- _Página_:
▽
No Estado de São Paulo, onde o ensino de filosofia já faz parte das grades curriculares, não é diferente. O grande desafio é oferecer ao aluno do Ensino Médio, educado por este Estado, uma formação crítica ao mesmo tempo em que ele se integre à proposta econômica. De acordo com a LDB, aluno deve possuir ao final do ensino básico três finalidades da proposta universal: (a) a consolidação e o aprofundamento dos conhecimentos adquiridos; (b) a preparação básica para o trabalho e a cidadania; e (c) o aprimoramento do educando como pessoa humana, incluindo aqui a formação ética, a autonomia e o pensamento crítico (Art. 35 da LDB, itens I, II e III). Das duas primeiras propostas as disciplinas curriculares presentes a tempos na grade dão conta por meio da inter e transdisciplinaridades.

Na última, a filosofia é requisitada à grade. Porém, o desafio repousa justamente em propor um ensino que forme um sujeito crítico, autônomo e ético por uma proposta paradoxal, cuja relação humanidade e trabalho não se complentam mutuamente, tendo como pressuposto exatamente um sistema econômico que não visa o indivíduo, mas sim a produção. Em que ele não é sujeito, mas apenas objeto de realização.

Explicitar os contraste da realidade ao aluno, por meio das intolerâncias, dos abusos e dos descasos e ao mesmo tempo lhe dizer que para uma existência digna é preciso associar-se ao sistema, é um papel que a filosofia não fará com tanta tranqüilidade, isto é, sem que se ponha em jogo a própria crítica como ato intrínseco à filosofia, ao menos para aqueles professores que reconhecem no sujeito o valor da ação em sociedade.
△
- _Instruções_:
1 – Enumere as finalidades que, segundo o texto sobre o ensino de filosofia, a LDB determina que o aluno deve possuir ao final do ensino básico.
2 – Escreva a continuação do texto sobre o ensino de filosofia no Ensino Médio, começando logo após a última frase apresentada.

- _Conjunto de dados_:
▽
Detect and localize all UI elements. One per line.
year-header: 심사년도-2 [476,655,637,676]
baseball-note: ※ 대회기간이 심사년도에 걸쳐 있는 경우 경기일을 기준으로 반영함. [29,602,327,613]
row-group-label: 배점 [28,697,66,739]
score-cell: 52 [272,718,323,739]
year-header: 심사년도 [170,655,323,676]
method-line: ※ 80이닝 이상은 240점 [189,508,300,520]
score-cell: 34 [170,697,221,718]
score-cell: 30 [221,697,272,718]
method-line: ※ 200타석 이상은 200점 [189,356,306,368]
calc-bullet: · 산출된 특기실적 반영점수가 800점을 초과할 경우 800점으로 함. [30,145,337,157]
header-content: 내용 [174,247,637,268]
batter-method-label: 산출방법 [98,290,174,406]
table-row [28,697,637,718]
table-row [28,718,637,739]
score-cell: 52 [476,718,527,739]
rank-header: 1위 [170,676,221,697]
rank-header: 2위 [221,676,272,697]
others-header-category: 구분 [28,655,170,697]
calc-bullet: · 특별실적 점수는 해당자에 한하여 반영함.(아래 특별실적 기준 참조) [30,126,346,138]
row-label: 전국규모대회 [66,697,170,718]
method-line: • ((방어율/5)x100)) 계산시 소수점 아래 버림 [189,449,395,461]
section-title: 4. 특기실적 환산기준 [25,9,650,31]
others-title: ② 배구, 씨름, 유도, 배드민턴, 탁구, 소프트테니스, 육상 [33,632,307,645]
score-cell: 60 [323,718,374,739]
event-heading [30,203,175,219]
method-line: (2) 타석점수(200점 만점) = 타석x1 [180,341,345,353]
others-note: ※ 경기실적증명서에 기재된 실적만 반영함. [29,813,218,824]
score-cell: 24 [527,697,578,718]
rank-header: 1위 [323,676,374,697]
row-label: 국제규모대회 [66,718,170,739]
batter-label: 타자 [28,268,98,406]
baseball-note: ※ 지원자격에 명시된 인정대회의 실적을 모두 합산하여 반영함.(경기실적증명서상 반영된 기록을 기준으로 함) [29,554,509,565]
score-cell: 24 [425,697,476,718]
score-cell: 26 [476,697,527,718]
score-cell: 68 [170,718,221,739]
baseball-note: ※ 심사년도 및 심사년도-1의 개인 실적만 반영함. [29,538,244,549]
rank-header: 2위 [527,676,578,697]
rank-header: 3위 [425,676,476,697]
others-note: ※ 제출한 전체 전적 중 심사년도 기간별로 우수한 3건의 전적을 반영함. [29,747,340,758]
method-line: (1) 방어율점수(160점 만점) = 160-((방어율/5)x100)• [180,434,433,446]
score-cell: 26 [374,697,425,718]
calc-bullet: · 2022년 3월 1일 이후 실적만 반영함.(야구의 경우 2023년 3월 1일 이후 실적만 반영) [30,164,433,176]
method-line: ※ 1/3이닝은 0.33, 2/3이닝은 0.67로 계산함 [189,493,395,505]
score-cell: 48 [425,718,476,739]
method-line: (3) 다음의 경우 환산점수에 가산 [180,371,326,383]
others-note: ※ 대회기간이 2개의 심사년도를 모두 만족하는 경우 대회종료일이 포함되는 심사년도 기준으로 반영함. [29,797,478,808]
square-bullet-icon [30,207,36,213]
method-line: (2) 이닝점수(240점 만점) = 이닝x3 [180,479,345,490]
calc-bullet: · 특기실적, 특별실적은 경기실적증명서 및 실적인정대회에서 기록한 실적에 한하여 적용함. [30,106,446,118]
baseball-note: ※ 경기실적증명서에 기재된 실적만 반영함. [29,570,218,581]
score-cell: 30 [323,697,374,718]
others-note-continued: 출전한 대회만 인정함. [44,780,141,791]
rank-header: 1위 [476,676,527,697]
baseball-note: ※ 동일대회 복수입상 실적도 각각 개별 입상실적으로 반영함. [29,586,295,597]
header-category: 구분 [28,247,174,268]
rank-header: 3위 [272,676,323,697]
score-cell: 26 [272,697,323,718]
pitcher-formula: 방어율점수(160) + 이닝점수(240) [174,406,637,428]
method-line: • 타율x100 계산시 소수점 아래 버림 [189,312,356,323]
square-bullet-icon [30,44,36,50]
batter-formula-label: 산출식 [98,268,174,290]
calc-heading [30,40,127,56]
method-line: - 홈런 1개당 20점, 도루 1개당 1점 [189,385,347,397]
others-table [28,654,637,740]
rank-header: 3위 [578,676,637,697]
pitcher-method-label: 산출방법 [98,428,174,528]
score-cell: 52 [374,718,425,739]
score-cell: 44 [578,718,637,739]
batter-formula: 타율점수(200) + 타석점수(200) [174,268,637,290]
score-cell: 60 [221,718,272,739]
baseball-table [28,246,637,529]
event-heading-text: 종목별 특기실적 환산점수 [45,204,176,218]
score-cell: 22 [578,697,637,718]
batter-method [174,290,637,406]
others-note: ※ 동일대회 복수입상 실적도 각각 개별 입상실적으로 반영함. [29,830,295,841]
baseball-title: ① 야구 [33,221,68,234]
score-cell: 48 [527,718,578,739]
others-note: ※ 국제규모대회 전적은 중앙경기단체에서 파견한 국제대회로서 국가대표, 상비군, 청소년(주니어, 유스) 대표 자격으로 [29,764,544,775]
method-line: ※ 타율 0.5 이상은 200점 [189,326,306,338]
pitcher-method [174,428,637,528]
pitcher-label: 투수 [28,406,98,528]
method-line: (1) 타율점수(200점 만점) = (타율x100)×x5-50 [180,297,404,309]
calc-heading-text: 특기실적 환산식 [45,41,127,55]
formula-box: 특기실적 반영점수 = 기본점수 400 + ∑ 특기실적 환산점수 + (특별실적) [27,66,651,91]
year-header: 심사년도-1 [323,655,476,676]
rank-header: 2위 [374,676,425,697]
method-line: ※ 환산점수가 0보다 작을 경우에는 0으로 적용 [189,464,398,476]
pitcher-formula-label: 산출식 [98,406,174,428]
△
- _Respostas por tarefa_:
1 –
- a consolidação e o aprofundamento dos conhecimentos adquiridos;
- a preparação básica para o trabalho e a cidadania;
- o aprimoramento do educando como pessoa humana, incluindo a formação ética, a autonomia e o pensamento crítico.

2 –
O professor de filosofia colocado como deve ser, ou seja, o observador racional das indicações do pensamento humano e não o historiador desse pensamento, dilui-se na proposta. Pois, ensinar filosofia sem filosofar e filosofar sem ensinar filosofia não é parte da Filosofia (APIS, 2004, P. 308). Mas então qual é a proposta do ensino filosófico que atende às Diretrizes de Base? Não há, por princípio, transferência de conhecimento, mas há a construção do conhecimento, e este se constrói pelo exercício da crítica pessoal dos limites e possibilidades que podem ser alcançadas ou transformadas pelo próprio aluno.

Diria Platão, os filósofos “ao reconhecerem que a filosofia vem se apossar de sua alma nesse estado [apreciar as coisas por intermédio do corpo], consolam-na suavemente e trabalham em liberdade fazendo-a ver que os olhos do corpo estão repletos de ilusões, bem como seus ouvidos e todos os outros sentidos, e a advertem de que não os utilizem mais do seja o seu próprio, quando tiver analisado bem dentro dela mesma o que cada coisa é em sua essência, e esteja convencida de que tudo o que analisa pelo meio que for, ao mudar segundo esse intermediário, nada tem de verdadeiro” (PLATÃO, 1999, P. 149).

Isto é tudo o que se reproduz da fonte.